Collection entries:

────────────────────

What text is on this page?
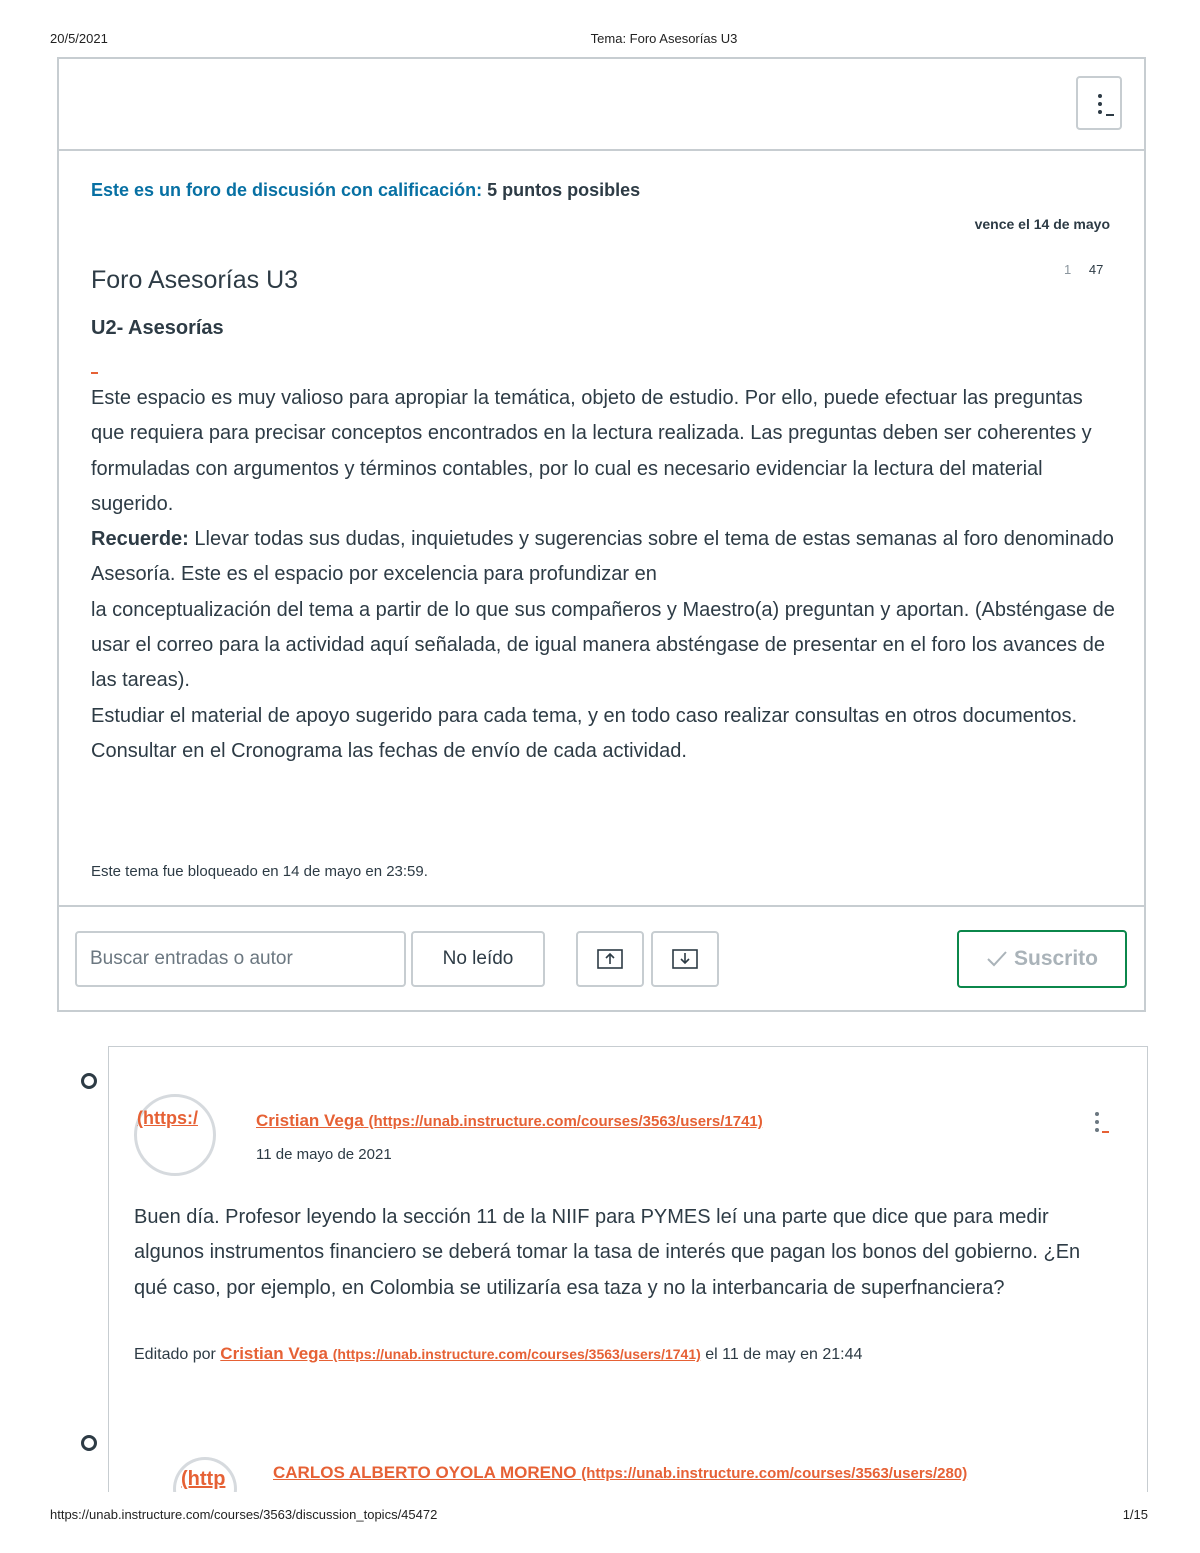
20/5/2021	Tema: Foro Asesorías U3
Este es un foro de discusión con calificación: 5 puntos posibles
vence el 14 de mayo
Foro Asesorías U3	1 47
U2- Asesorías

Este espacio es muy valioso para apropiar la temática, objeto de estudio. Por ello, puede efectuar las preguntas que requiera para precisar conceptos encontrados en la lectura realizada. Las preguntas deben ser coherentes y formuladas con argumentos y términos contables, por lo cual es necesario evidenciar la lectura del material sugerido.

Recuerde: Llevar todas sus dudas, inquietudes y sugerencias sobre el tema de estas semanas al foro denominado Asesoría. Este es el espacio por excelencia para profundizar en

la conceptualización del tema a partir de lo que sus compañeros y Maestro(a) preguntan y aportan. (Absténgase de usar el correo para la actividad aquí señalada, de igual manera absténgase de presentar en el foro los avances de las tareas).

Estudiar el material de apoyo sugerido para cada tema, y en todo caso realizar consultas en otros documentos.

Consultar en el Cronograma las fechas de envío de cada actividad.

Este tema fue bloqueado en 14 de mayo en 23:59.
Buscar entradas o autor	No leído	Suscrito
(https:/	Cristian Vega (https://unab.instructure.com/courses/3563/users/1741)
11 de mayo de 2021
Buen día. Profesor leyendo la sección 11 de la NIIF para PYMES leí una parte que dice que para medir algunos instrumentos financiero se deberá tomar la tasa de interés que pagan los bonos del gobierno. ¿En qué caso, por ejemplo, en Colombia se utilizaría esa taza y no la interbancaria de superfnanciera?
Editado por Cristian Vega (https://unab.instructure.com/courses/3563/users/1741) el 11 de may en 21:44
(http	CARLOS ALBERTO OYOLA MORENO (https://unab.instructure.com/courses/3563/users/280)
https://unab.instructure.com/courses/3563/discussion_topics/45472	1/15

────────────────────

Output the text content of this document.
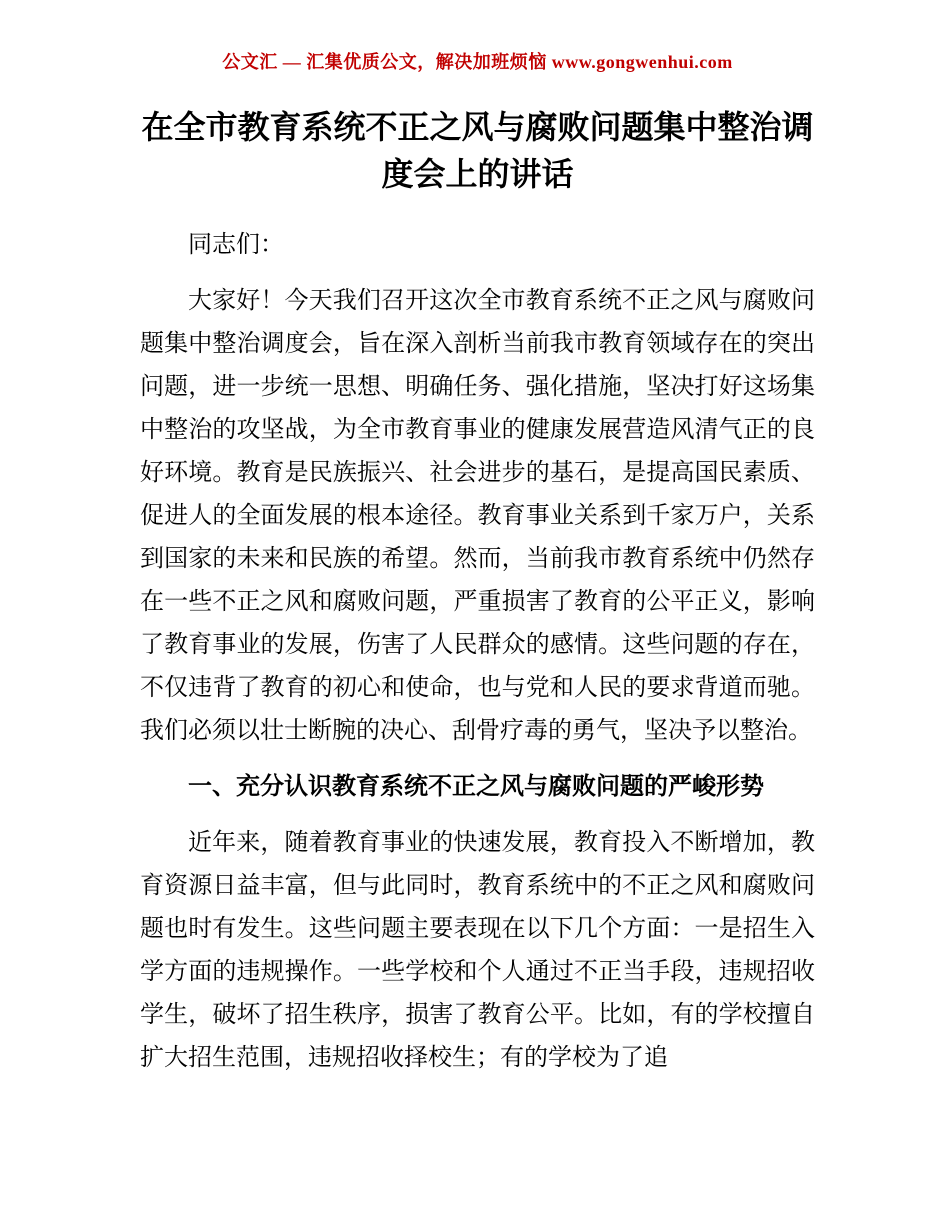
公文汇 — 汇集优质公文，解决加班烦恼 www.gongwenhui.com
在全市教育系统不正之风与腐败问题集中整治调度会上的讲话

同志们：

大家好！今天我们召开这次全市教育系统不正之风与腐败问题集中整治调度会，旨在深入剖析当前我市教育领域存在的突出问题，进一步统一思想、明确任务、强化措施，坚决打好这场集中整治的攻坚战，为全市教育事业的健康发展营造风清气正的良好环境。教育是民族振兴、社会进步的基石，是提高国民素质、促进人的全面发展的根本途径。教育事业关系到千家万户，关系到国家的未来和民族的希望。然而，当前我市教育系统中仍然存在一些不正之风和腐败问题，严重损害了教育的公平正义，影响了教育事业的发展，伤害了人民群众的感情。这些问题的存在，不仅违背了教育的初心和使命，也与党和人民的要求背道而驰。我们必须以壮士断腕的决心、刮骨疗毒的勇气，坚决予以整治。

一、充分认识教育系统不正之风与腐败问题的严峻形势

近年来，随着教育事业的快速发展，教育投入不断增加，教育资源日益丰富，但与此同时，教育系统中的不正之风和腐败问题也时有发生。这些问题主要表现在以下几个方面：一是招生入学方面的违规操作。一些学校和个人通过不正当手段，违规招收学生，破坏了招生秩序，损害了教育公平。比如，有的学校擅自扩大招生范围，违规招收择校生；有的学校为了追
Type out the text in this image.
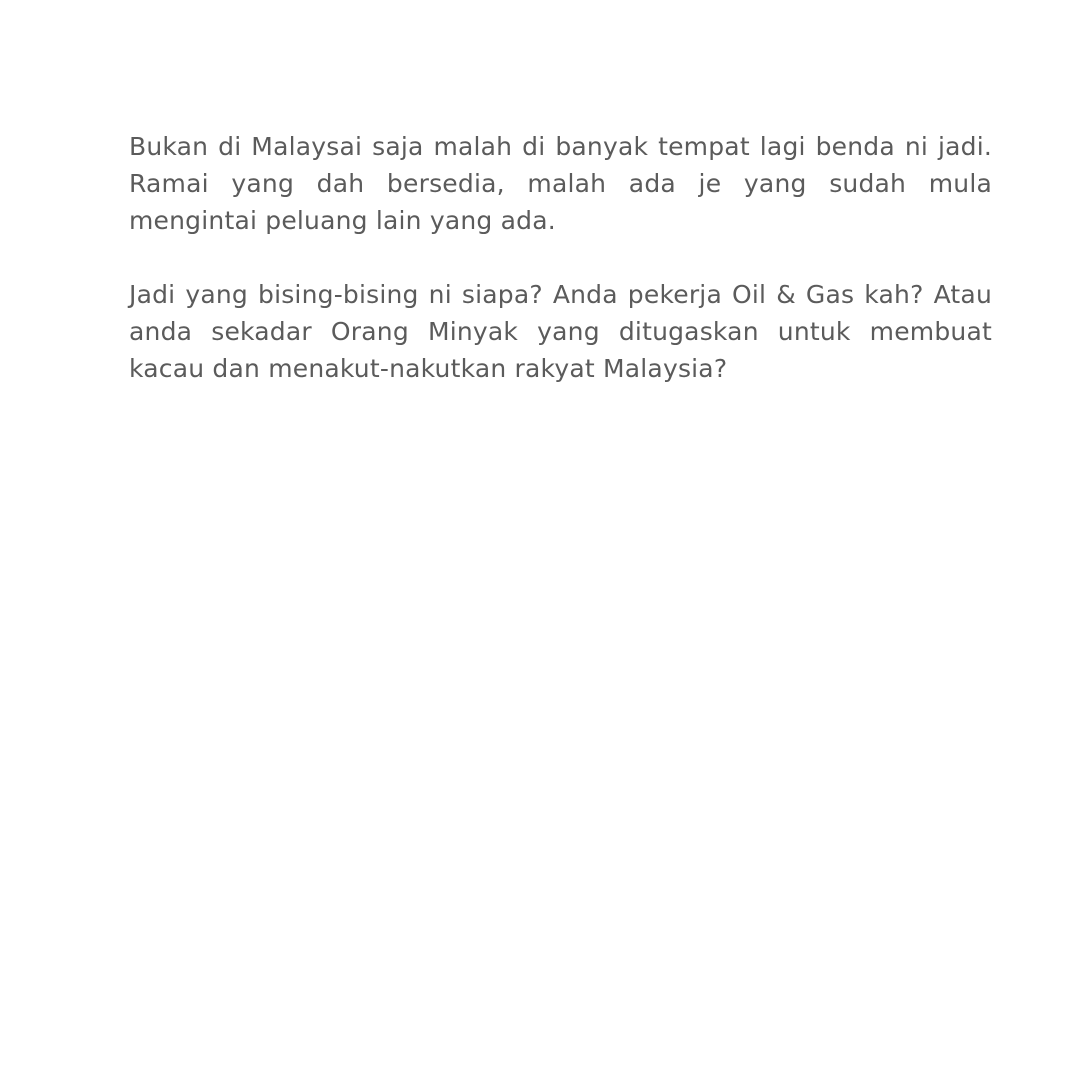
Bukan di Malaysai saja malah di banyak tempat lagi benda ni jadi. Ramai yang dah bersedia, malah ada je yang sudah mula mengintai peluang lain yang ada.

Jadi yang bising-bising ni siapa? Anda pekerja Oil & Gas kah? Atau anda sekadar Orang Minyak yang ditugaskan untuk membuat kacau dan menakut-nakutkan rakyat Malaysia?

────────────────────

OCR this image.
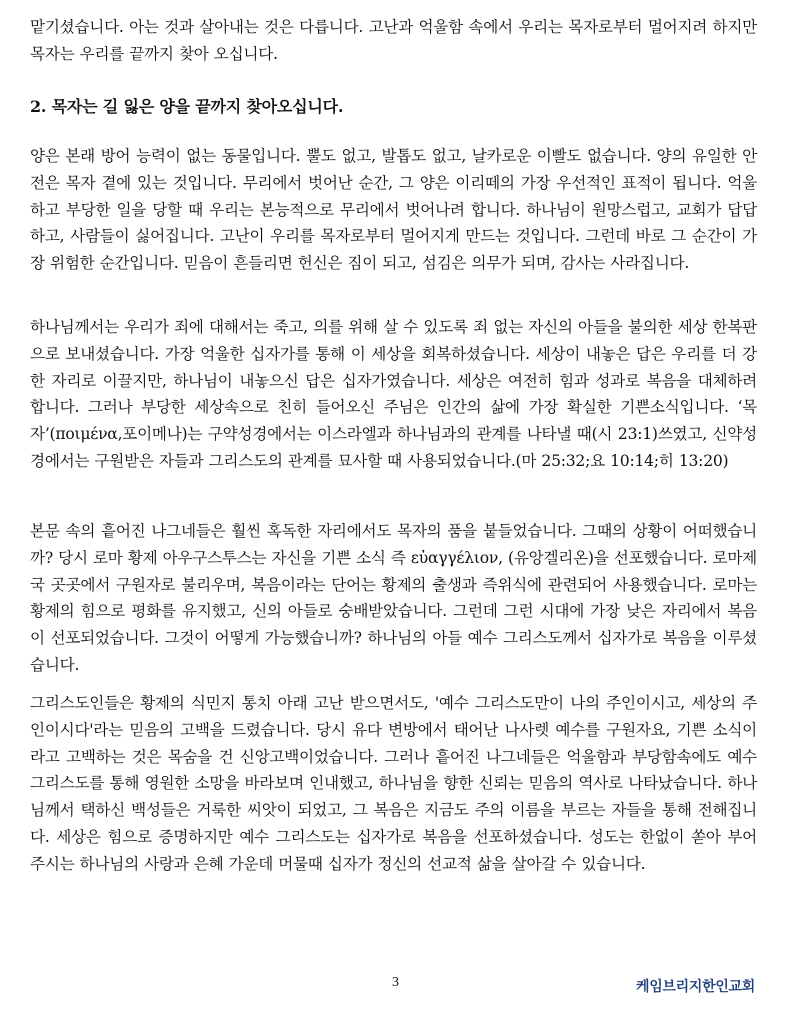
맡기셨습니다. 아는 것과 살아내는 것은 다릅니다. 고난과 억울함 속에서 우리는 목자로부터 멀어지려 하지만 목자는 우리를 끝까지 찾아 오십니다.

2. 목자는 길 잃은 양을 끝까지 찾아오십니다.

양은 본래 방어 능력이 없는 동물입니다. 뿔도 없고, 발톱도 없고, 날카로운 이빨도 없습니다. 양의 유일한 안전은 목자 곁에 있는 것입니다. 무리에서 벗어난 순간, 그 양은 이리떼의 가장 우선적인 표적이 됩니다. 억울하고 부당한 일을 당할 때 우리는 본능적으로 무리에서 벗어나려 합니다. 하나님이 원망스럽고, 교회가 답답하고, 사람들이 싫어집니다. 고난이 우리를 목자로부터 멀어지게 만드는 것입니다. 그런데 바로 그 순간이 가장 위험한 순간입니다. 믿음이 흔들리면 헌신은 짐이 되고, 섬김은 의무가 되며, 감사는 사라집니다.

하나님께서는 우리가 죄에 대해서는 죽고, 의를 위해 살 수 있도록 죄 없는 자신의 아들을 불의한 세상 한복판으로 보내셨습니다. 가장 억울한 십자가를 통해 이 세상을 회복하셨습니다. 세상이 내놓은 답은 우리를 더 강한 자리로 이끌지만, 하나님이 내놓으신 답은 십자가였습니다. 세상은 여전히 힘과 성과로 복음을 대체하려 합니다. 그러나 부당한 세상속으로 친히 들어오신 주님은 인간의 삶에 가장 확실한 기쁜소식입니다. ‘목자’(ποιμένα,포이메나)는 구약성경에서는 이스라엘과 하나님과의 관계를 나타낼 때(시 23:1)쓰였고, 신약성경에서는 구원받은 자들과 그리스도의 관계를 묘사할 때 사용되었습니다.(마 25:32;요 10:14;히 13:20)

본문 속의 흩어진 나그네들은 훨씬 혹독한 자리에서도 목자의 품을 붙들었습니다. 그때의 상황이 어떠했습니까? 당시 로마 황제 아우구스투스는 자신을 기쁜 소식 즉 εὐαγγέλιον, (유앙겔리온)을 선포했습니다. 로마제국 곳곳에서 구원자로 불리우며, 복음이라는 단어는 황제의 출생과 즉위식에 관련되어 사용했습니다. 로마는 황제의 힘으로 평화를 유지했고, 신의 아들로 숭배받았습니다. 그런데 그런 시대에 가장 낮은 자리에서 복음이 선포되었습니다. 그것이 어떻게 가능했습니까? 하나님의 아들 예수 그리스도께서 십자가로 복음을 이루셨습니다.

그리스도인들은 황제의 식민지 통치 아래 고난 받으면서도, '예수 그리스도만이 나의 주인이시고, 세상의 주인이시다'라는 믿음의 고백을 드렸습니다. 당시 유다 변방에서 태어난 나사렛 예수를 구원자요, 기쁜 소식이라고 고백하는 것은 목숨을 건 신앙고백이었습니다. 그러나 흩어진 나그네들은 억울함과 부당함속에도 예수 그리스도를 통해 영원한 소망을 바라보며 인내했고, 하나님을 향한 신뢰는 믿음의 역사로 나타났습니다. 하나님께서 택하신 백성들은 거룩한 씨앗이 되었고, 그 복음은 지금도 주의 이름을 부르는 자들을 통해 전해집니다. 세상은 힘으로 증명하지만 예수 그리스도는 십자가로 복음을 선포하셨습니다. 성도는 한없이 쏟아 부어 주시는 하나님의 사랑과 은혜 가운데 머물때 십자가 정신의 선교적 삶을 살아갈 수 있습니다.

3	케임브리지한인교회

────────────────────

• **Task to complete**
Isolate the lines that hold the word "this" and copy all of them.

• **Output of the exercise**
What text is on this page?
Output the text content of this document.
Type out the text in this image.
OCR this image.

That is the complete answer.